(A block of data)
— Begin —

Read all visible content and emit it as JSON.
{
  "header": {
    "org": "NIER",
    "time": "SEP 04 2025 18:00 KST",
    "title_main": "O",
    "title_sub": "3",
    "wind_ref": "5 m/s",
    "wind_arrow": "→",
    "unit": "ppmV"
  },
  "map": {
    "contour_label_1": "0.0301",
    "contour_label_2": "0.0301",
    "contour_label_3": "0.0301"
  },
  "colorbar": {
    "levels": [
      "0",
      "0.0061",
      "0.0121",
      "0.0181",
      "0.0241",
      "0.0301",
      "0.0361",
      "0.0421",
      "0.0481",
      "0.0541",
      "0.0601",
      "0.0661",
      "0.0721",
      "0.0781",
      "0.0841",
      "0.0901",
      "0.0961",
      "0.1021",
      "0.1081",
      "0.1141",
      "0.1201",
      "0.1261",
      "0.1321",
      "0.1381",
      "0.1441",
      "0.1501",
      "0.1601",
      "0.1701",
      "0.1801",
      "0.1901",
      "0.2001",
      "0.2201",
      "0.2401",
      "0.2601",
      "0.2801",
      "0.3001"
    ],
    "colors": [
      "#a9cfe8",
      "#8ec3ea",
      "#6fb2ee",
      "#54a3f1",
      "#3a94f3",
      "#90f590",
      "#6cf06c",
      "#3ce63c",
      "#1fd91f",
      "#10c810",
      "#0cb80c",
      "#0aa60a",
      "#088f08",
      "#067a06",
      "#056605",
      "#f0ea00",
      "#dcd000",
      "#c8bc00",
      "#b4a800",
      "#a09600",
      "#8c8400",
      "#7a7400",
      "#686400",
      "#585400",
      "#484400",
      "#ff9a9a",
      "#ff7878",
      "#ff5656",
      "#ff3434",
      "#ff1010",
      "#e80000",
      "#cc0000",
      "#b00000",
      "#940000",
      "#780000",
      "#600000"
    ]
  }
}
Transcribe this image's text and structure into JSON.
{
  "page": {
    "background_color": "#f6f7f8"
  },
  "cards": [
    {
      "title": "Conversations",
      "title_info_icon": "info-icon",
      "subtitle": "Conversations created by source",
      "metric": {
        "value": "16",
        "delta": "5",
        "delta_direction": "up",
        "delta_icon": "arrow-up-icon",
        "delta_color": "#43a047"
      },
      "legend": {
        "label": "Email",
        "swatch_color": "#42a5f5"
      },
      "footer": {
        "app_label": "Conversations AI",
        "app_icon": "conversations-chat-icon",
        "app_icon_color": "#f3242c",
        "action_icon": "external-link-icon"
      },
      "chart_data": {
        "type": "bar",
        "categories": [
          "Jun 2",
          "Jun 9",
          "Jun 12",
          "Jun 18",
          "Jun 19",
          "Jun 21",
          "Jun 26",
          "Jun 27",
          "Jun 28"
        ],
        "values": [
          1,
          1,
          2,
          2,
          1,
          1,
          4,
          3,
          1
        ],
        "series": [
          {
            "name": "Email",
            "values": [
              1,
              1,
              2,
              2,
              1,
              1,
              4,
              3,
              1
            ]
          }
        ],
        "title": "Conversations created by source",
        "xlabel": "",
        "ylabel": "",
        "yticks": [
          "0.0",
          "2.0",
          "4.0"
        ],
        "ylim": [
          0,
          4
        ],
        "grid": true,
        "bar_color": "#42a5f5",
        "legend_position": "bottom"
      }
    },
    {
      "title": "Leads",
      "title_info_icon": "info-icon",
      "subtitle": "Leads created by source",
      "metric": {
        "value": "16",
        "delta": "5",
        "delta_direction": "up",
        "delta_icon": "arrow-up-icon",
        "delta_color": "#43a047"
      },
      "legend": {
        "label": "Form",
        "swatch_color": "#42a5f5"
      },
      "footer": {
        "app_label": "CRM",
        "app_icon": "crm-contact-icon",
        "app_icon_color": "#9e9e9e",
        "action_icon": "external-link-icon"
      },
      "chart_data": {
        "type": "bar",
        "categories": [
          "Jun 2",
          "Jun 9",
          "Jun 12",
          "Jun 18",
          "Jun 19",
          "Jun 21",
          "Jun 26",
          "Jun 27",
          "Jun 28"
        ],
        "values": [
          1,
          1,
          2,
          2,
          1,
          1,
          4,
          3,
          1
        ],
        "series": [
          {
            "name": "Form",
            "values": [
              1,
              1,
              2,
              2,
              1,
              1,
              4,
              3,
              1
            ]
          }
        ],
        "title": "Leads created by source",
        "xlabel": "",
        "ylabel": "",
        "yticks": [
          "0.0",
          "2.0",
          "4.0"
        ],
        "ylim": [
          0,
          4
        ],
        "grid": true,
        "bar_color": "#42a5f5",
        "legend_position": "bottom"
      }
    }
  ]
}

— End —

> _Instructions to follow_
Output the lines above verbatim and in full.

> _Final result_
Read all visible content and emit it as JSON.
{
  "header": {
    "org": "NIER",
    "time": "SEP 04 2025 18:00 KST",
    "title_main": "O",
    "title_sub": "3",
    "wind_ref": "5 m/s",
    "wind_arrow": "→",
    "unit": "ppmV"
  },
  "map": {
    "contour_label_1": "0.0301",
    "contour_label_2": "0.0301",
    "contour_label_3": "0.0301"
  },
  "colorbar": {
    "levels": [
      "0",
      "0.0061",
      "0.0121",
      "0.0181",
      "0.0241",
      "0.0301",
      "0.0361",
      "0.0421",
      "0.0481",
      "0.0541",
      "0.0601",
      "0.0661",
      "0.0721",
      "0.0781",
      "0.0841",
      "0.0901",
      "0.0961",
      "0.1021",
      "0.1081",
      "0.1141",
      "0.1201",
      "0.1261",
      "0.1321",
      "0.1381",
      "0.1441",
      "0.1501",
      "0.1601",
      "0.1701",
      "0.1801",
      "0.1901",
      "0.2001",
      "0.2201",
      "0.2401",
      "0.2601",
      "0.2801",
      "0.3001"
    ],
    "colors": [
      "#a9cfe8",
      "#8ec3ea",
      "#6fb2ee",
      "#54a3f1",
      "#3a94f3",
      "#90f590",
      "#6cf06c",
      "#3ce63c",
      "#1fd91f",
      "#10c810",
      "#0cb80c",
      "#0aa60a",
      "#088f08",
      "#067a06",
      "#056605",
      "#f0ea00",
      "#dcd000",
      "#c8bc00",
      "#b4a800",
      "#a09600",
      "#8c8400",
      "#7a7400",
      "#686400",
      "#585400",
      "#484400",
      "#ff9a9a",
      "#ff7878",
      "#ff5656",
      "#ff3434",
      "#ff1010",
      "#e80000",
      "#cc0000",
      "#b00000",
      "#940000",
      "#780000",
      "#600000"
    ]
  }
}
Transcribe this image's text and structure into JSON.
{
  "page": {
    "background_color": "#f6f7f8"
  },
  "cards": [
    {
      "title": "Conversations",
      "title_info_icon": "info-icon",
      "subtitle": "Conversations created by source",
      "metric": {
        "value": "16",
        "delta": "5",
        "delta_direction": "up",
        "delta_icon": "arrow-up-icon",
        "delta_color": "#43a047"
      },
      "legend": {
        "label": "Email",
        "swatch_color": "#42a5f5"
      },
      "footer": {
        "app_label": "Conversations AI",
        "app_icon": "conversations-chat-icon",
        "app_icon_color": "#f3242c",
        "action_icon": "external-link-icon"
      },
      "chart_data": {
        "type": "bar",
        "categories": [
          "Jun 2",
          "Jun 9",
          "Jun 12",
          "Jun 18",
          "Jun 19",
          "Jun 21",
          "Jun 26",
          "Jun 27",
          "Jun 28"
        ],
        "values": [
          1,
          1,
          2,
          2,
          1,
          1,
          4,
          3,
          1
        ],
        "series": [
          {
            "name": "Email",
            "values": [
              1,
              1,
              2,
              2,
              1,
              1,
              4,
              3,
              1
            ]
          }
        ],
        "title": "Conversations created by source",
        "xlabel": "",
        "ylabel": "",
        "yticks": [
          "0.0",
          "2.0",
          "4.0"
        ],
        "ylim": [
          0,
          4
        ],
        "grid": true,
        "bar_color": "#42a5f5",
        "legend_position": "bottom"
      }
    },
    {
      "title": "Leads",
      "title_info_icon": "info-icon",
      "subtitle": "Leads created by source",
      "metric": {
        "value": "16",
        "delta": "5",
        "delta_direction": "up",
        "delta_icon": "arrow-up-icon",
        "delta_color": "#43a047"
      },
      "legend": {
        "label": "Form",
        "swatch_color": "#42a5f5"
      },
      "footer": {
        "app_label": "CRM",
        "app_icon": "crm-contact-icon",
        "app_icon_color": "#9e9e9e",
        "action_icon": "external-link-icon"
      },
      "chart_data": {
        "type": "bar",
        "categories": [
          "Jun 2",
          "Jun 9",
          "Jun 12",
          "Jun 18",
          "Jun 19",
          "Jun 21",
          "Jun 26",
          "Jun 27",
          "Jun 28"
        ],
        "values": [
          1,
          1,
          2,
          2,
          1,
          1,
          4,
          3,
          1
        ],
        "series": [
          {
            "name": "Form",
            "values": [
              1,
              1,
              2,
              2,
              1,
              1,
              4,
              3,
              1
            ]
          }
        ],
        "title": "Leads created by source",
        "xlabel": "",
        "ylabel": "",
        "yticks": [
          "0.0",
          "2.0",
          "4.0"
        ],
        "ylim": [
          0,
          4
        ],
        "grid": true,
        "bar_color": "#42a5f5",
        "legend_position": "bottom"
      }
    }
  ]
}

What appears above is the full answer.